> _Work to complete_
Keep only those lines of the records that include the string "recently".

> _Items_
>>>
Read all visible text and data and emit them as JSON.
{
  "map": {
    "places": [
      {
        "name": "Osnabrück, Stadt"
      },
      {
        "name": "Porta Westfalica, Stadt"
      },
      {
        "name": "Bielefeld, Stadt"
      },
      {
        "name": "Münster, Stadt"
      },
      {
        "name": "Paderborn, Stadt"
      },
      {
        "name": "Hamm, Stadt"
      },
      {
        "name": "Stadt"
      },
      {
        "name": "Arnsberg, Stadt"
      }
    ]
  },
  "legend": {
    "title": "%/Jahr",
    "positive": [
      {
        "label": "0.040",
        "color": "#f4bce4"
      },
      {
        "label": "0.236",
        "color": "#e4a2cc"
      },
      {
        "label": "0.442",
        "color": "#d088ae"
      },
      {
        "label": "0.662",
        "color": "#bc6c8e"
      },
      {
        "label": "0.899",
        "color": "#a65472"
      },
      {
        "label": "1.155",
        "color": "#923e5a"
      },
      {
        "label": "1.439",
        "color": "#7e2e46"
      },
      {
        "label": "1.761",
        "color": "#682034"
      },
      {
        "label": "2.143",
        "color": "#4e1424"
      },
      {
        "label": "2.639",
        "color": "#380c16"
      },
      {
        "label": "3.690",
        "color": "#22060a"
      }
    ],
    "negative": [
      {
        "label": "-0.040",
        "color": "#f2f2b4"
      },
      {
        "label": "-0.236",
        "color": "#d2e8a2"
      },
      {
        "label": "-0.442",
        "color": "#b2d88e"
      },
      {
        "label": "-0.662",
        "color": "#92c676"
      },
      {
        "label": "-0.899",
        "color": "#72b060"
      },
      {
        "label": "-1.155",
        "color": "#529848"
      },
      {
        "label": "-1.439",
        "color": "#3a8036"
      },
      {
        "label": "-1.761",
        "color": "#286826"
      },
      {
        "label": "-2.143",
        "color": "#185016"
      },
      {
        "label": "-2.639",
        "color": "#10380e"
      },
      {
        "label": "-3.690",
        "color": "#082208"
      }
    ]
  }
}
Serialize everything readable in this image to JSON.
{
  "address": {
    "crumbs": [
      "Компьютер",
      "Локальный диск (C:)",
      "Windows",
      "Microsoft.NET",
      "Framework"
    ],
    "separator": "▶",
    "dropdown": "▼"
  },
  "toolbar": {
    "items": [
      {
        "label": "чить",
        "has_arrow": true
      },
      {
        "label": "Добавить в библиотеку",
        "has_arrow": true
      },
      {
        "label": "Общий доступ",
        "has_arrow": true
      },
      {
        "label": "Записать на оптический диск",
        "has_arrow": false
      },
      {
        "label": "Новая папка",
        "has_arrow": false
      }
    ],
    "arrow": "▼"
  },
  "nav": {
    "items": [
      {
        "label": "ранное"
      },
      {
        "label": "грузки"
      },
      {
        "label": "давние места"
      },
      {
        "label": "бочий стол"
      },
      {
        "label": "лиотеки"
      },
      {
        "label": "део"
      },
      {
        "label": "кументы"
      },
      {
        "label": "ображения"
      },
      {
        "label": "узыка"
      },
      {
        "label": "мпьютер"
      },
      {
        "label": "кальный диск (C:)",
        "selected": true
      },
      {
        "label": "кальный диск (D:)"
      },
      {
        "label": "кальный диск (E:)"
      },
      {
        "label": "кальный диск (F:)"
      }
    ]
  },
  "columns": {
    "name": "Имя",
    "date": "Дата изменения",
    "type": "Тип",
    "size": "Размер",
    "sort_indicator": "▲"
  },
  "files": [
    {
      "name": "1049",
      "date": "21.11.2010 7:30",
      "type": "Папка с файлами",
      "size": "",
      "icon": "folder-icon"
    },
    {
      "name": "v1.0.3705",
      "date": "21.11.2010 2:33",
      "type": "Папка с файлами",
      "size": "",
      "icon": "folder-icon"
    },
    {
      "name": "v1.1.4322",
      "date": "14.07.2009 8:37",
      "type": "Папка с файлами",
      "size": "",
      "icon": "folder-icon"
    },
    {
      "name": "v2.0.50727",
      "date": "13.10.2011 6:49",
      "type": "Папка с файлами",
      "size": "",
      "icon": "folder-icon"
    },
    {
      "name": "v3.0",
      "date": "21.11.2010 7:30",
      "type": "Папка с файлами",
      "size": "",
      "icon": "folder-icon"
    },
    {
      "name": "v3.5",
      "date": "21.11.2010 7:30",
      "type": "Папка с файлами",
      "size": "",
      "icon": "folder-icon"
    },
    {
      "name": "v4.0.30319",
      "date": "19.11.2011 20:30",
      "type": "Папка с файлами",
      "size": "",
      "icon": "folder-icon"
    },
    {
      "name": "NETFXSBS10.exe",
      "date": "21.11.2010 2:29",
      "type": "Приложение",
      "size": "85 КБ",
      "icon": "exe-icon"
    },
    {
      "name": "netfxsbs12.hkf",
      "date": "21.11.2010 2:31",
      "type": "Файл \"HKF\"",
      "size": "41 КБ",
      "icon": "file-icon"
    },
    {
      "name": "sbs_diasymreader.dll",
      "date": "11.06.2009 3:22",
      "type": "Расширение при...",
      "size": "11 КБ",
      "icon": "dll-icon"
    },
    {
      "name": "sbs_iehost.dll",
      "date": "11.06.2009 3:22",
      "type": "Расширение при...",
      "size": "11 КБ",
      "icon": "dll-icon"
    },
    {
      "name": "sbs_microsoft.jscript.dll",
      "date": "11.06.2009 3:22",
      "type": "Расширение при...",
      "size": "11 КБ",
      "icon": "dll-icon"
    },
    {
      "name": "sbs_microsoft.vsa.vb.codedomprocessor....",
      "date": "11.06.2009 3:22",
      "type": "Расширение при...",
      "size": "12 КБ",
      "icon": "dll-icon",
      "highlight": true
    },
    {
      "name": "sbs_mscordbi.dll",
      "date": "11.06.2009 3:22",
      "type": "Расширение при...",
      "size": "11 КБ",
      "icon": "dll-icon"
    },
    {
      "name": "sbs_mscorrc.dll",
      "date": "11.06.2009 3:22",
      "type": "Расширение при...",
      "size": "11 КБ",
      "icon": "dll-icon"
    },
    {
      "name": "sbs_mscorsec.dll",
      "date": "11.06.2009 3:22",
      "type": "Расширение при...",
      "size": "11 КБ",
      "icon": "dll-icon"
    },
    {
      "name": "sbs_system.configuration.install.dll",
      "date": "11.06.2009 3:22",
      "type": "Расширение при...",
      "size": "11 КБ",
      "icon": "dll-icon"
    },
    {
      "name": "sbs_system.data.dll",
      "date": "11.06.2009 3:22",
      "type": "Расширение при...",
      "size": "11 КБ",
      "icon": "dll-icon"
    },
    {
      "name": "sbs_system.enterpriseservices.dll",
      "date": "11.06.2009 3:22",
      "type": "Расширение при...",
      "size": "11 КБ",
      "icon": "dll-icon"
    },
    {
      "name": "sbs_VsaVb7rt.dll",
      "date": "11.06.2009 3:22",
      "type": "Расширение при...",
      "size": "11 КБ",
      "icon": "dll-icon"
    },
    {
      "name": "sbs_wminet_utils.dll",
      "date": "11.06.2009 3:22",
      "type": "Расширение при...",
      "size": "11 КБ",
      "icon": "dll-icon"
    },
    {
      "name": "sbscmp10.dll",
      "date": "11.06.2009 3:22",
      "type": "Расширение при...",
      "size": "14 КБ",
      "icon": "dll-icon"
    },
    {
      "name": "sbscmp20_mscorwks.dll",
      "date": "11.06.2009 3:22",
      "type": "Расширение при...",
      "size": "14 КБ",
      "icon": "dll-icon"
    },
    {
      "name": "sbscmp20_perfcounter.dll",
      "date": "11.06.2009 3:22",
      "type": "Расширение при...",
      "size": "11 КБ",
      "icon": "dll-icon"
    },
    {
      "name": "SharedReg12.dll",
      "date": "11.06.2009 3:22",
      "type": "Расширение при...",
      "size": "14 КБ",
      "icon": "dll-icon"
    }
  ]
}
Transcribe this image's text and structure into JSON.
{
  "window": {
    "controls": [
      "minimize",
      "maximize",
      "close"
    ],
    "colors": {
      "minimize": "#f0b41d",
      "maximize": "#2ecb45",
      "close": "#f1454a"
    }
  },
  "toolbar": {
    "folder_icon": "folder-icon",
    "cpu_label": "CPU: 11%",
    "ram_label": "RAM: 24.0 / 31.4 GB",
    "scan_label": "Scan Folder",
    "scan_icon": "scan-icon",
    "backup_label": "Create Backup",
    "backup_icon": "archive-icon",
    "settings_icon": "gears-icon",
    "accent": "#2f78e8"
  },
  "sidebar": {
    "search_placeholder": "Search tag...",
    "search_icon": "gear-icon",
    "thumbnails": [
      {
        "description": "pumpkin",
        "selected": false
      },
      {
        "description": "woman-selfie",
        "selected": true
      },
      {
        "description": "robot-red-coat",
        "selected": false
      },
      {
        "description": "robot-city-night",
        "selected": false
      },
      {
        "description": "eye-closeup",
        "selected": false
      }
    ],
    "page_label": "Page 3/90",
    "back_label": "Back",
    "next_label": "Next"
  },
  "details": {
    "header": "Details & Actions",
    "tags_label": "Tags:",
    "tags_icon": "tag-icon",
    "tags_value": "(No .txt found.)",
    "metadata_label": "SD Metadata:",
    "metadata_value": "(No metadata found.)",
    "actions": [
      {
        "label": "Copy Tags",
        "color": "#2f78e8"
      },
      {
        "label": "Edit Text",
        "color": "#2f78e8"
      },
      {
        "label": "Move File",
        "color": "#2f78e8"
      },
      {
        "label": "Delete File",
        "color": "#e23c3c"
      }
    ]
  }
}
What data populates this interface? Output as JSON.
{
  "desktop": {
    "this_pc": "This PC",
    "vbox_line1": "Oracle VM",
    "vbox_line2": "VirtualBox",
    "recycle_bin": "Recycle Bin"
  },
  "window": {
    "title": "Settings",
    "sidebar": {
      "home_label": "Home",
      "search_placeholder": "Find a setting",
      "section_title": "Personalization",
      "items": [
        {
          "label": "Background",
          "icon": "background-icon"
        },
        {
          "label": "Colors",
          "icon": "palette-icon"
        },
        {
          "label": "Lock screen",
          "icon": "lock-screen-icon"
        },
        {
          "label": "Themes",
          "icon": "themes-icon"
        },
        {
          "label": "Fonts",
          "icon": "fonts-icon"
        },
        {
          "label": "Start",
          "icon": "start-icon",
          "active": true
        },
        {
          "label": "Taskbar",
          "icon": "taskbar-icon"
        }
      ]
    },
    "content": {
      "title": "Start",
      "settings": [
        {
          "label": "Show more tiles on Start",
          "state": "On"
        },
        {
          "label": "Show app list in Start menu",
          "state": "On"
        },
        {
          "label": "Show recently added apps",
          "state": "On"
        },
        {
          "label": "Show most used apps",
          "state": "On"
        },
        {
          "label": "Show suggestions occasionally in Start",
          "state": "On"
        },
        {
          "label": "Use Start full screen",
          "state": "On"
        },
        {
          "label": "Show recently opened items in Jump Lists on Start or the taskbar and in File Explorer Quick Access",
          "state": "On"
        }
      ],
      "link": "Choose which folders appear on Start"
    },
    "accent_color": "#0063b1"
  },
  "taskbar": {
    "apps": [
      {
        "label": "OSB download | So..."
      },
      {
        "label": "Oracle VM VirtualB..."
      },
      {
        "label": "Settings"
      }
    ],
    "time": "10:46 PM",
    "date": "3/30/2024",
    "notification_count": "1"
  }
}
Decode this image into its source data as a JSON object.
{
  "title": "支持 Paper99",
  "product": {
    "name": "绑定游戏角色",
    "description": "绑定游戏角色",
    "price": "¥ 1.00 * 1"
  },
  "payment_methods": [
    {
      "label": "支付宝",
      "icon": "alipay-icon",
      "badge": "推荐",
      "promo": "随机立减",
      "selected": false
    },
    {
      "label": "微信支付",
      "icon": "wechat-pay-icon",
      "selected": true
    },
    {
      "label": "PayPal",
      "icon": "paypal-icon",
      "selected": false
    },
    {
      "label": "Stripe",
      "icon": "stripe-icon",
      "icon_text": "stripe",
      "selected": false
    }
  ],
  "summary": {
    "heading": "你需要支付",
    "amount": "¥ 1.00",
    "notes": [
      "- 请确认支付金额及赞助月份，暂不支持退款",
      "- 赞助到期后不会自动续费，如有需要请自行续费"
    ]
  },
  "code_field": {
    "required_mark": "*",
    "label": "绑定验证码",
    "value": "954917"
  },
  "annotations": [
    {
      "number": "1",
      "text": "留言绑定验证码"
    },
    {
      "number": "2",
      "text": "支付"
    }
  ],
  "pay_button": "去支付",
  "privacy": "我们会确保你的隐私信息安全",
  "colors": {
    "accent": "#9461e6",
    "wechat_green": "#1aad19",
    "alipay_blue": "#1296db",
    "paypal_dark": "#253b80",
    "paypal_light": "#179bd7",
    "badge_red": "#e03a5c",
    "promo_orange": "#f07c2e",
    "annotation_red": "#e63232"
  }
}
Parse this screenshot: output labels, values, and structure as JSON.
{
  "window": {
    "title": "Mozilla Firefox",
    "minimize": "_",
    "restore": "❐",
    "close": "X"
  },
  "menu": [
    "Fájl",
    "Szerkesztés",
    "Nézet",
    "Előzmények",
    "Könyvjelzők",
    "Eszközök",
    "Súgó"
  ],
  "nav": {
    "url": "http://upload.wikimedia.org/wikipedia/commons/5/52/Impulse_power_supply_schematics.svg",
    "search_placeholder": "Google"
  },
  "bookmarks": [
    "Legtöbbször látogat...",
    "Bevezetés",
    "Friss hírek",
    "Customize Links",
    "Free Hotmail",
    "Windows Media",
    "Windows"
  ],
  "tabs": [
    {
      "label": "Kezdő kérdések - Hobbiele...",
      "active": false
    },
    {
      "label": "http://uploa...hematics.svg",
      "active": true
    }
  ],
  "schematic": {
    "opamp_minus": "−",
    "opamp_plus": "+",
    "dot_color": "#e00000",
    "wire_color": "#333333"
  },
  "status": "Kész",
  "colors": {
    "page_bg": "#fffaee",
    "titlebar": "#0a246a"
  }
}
<<<
> _Output of the task_
          "label": "Show recently added apps",
          "label": "Show recently opened items in Jump Lists on Start or the taskbar and in File Explorer Quick Access",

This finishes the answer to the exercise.